◆ Task
You are to retype all of the data exactly as it appears.

◆ Records shown
%%

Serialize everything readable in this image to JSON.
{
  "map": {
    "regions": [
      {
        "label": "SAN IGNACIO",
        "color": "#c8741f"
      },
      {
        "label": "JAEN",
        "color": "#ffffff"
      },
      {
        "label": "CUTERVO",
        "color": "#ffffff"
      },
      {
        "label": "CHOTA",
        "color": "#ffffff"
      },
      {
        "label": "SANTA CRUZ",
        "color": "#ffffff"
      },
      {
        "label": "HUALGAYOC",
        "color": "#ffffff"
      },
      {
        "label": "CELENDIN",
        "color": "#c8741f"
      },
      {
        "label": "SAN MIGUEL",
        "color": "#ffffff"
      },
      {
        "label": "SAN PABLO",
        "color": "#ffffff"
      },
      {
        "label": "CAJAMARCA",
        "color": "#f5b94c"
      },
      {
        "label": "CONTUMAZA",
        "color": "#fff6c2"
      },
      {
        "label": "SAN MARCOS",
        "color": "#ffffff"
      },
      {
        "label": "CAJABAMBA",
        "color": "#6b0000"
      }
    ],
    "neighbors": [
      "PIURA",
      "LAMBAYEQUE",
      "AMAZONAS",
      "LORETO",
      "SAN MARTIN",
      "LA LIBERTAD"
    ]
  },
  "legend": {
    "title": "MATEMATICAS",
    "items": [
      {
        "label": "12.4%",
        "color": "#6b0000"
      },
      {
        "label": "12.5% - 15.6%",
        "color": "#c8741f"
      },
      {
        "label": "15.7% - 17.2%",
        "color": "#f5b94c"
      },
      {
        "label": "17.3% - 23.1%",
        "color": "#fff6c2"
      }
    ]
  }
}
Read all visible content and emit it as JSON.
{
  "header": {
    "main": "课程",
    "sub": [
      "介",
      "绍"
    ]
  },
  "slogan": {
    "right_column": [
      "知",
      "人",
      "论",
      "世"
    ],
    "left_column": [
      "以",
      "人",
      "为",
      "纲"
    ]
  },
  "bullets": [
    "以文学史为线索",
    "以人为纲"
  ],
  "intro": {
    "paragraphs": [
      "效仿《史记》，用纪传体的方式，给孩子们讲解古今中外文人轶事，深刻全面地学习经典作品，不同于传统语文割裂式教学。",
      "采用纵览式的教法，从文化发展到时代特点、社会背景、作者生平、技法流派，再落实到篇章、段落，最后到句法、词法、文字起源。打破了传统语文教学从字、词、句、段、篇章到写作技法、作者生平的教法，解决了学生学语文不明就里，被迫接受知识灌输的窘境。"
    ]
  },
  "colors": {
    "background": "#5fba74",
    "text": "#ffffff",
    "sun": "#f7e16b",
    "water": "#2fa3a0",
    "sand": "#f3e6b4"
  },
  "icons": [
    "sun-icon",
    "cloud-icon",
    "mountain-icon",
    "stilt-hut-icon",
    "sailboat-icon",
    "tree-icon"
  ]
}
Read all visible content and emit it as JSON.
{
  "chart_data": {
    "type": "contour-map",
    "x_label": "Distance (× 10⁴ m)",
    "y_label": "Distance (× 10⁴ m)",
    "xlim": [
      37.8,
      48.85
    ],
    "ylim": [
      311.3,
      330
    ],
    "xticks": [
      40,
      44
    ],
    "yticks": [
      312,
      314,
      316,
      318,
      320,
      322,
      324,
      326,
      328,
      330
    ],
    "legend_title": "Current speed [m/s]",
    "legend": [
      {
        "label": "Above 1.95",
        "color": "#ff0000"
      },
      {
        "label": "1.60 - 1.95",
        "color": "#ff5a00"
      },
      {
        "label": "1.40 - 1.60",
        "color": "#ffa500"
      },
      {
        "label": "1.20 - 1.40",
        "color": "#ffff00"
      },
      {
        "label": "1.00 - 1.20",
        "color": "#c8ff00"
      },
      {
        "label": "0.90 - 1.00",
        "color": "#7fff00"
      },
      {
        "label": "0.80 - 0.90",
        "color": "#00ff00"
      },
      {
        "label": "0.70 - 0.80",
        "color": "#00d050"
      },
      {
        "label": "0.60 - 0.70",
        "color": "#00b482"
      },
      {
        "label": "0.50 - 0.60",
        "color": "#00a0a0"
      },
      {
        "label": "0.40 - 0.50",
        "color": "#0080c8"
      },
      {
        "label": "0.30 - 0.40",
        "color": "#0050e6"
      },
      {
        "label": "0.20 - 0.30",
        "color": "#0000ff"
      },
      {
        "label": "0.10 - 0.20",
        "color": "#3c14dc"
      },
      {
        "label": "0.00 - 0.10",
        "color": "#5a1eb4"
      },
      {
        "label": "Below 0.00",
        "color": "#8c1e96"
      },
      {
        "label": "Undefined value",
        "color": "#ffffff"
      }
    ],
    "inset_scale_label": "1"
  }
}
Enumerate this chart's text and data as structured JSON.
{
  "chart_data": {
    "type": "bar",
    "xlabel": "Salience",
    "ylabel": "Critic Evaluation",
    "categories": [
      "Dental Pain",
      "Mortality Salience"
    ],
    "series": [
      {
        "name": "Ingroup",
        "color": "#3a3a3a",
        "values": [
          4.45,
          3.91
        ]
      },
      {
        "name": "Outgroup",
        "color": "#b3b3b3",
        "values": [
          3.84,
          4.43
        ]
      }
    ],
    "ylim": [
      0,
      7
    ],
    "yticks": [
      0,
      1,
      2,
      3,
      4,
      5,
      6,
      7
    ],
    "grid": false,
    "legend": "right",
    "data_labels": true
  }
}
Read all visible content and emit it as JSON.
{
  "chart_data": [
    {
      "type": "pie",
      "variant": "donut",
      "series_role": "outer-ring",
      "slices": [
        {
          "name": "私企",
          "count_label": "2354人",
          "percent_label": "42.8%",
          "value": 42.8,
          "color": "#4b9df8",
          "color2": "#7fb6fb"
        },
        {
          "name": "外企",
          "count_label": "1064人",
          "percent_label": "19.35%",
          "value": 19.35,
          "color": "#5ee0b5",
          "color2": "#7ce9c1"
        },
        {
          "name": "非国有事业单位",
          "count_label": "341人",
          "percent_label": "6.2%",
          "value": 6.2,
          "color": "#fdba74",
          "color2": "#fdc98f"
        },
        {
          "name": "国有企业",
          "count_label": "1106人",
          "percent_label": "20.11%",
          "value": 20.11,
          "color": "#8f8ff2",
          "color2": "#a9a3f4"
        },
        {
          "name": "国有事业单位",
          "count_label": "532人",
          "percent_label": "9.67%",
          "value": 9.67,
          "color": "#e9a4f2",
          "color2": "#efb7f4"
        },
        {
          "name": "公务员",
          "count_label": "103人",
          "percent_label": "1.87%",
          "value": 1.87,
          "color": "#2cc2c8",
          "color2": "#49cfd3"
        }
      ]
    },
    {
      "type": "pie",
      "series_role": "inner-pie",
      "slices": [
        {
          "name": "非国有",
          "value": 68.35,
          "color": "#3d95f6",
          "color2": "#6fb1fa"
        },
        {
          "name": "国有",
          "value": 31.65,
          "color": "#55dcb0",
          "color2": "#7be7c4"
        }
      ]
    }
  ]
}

%%

◆ The answer
Serialize everything readable in this image to JSON.
{
  "map": {
    "regions": [
      {
        "label": "SAN IGNACIO",
        "color": "#c8741f"
      },
      {
        "label": "JAEN",
        "color": "#ffffff"
      },
      {
        "label": "CUTERVO",
        "color": "#ffffff"
      },
      {
        "label": "CHOTA",
        "color": "#ffffff"
      },
      {
        "label": "SANTA CRUZ",
        "color": "#ffffff"
      },
      {
        "label": "HUALGAYOC",
        "color": "#ffffff"
      },
      {
        "label": "CELENDIN",
        "color": "#c8741f"
      },
      {
        "label": "SAN MIGUEL",
        "color": "#ffffff"
      },
      {
        "label": "SAN PABLO",
        "color": "#ffffff"
      },
      {
        "label": "CAJAMARCA",
        "color": "#f5b94c"
      },
      {
        "label": "CONTUMAZA",
        "color": "#fff6c2"
      },
      {
        "label": "SAN MARCOS",
        "color": "#ffffff"
      },
      {
        "label": "CAJABAMBA",
        "color": "#6b0000"
      }
    ],
    "neighbors": [
      "PIURA",
      "LAMBAYEQUE",
      "AMAZONAS",
      "LORETO",
      "SAN MARTIN",
      "LA LIBERTAD"
    ]
  },
  "legend": {
    "title": "MATEMATICAS",
    "items": [
      {
        "label": "12.4%",
        "color": "#6b0000"
      },
      {
        "label": "12.5% - 15.6%",
        "color": "#c8741f"
      },
      {
        "label": "15.7% - 17.2%",
        "color": "#f5b94c"
      },
      {
        "label": "17.3% - 23.1%",
        "color": "#fff6c2"
      }
    ]
  }
}
Read all visible content and emit it as JSON.
{
  "header": {
    "main": "课程",
    "sub": [
      "介",
      "绍"
    ]
  },
  "slogan": {
    "right_column": [
      "知",
      "人",
      "论",
      "世"
    ],
    "left_column": [
      "以",
      "人",
      "为",
      "纲"
    ]
  },
  "bullets": [
    "以文学史为线索",
    "以人为纲"
  ],
  "intro": {
    "paragraphs": [
      "效仿《史记》，用纪传体的方式，给孩子们讲解古今中外文人轶事，深刻全面地学习经典作品，不同于传统语文割裂式教学。",
      "采用纵览式的教法，从文化发展到时代特点、社会背景、作者生平、技法流派，再落实到篇章、段落，最后到句法、词法、文字起源。打破了传统语文教学从字、词、句、段、篇章到写作技法、作者生平的教法，解决了学生学语文不明就里，被迫接受知识灌输的窘境。"
    ]
  },
  "colors": {
    "background": "#5fba74",
    "text": "#ffffff",
    "sun": "#f7e16b",
    "water": "#2fa3a0",
    "sand": "#f3e6b4"
  },
  "icons": [
    "sun-icon",
    "cloud-icon",
    "mountain-icon",
    "stilt-hut-icon",
    "sailboat-icon",
    "tree-icon"
  ]
}
Read all visible content and emit it as JSON.
{
  "chart_data": {
    "type": "contour-map",
    "x_label": "Distance (× 10⁴ m)",
    "y_label": "Distance (× 10⁴ m)",
    "xlim": [
      37.8,
      48.85
    ],
    "ylim": [
      311.3,
      330
    ],
    "xticks": [
      40,
      44
    ],
    "yticks": [
      312,
      314,
      316,
      318,
      320,
      322,
      324,
      326,
      328,
      330
    ],
    "legend_title": "Current speed [m/s]",
    "legend": [
      {
        "label": "Above 1.95",
        "color": "#ff0000"
      },
      {
        "label": "1.60 - 1.95",
        "color": "#ff5a00"
      },
      {
        "label": "1.40 - 1.60",
        "color": "#ffa500"
      },
      {
        "label": "1.20 - 1.40",
        "color": "#ffff00"
      },
      {
        "label": "1.00 - 1.20",
        "color": "#c8ff00"
      },
      {
        "label": "0.90 - 1.00",
        "color": "#7fff00"
      },
      {
        "label": "0.80 - 0.90",
        "color": "#00ff00"
      },
      {
        "label": "0.70 - 0.80",
        "color": "#00d050"
      },
      {
        "label": "0.60 - 0.70",
        "color": "#00b482"
      },
      {
        "label": "0.50 - 0.60",
        "color": "#00a0a0"
      },
      {
        "label": "0.40 - 0.50",
        "color": "#0080c8"
      },
      {
        "label": "0.30 - 0.40",
        "color": "#0050e6"
      },
      {
        "label": "0.20 - 0.30",
        "color": "#0000ff"
      },
      {
        "label": "0.10 - 0.20",
        "color": "#3c14dc"
      },
      {
        "label": "0.00 - 0.10",
        "color": "#5a1eb4"
      },
      {
        "label": "Below 0.00",
        "color": "#8c1e96"
      },
      {
        "label": "Undefined value",
        "color": "#ffffff"
      }
    ],
    "inset_scale_label": "1"
  }
}
Enumerate this chart's text and data as structured JSON.
{
  "chart_data": {
    "type": "bar",
    "xlabel": "Salience",
    "ylabel": "Critic Evaluation",
    "categories": [
      "Dental Pain",
      "Mortality Salience"
    ],
    "series": [
      {
        "name": "Ingroup",
        "color": "#3a3a3a",
        "values": [
          4.45,
          3.91
        ]
      },
      {
        "name": "Outgroup",
        "color": "#b3b3b3",
        "values": [
          3.84,
          4.43
        ]
      }
    ],
    "ylim": [
      0,
      7
    ],
    "yticks": [
      0,
      1,
      2,
      3,
      4,
      5,
      6,
      7
    ],
    "grid": false,
    "legend": "right",
    "data_labels": true
  }
}
Read all visible content and emit it as JSON.
{
  "chart_data": [
    {
      "type": "pie",
      "variant": "donut",
      "series_role": "outer-ring",
      "slices": [
        {
          "name": "私企",
          "count_label": "2354人",
          "percent_label": "42.8%",
          "value": 42.8,
          "color": "#4b9df8",
          "color2": "#7fb6fb"
        },
        {
          "name": "外企",
          "count_label": "1064人",
          "percent_label": "19.35%",
          "value": 19.35,
          "color": "#5ee0b5",
          "color2": "#7ce9c1"
        },
        {
          "name": "非国有事业单位",
          "count_label": "341人",
          "percent_label": "6.2%",
          "value": 6.2,
          "color": "#fdba74",
          "color2": "#fdc98f"
        },
        {
          "name": "国有企业",
          "count_label": "1106人",
          "percent_label": "20.11%",
          "value": 20.11,
          "color": "#8f8ff2",
          "color2": "#a9a3f4"
        },
        {
          "name": "国有事业单位",
          "count_label": "532人",
          "percent_label": "9.67%",
          "value": 9.67,
          "color": "#e9a4f2",
          "color2": "#efb7f4"
        },
        {
          "name": "公务员",
          "count_label": "103人",
          "percent_label": "1.87%",
          "value": 1.87,
          "color": "#2cc2c8",
          "color2": "#49cfd3"
        }
      ]
    },
    {
      "type": "pie",
      "series_role": "inner-pie",
      "slices": [
        {
          "name": "非国有",
          "value": 68.35,
          "color": "#3d95f6",
          "color2": "#6fb1fa"
        },
        {
          "name": "国有",
          "value": 31.65,
          "color": "#55dcb0",
          "color2": "#7be7c4"
        }
      ]
    }
  ]
}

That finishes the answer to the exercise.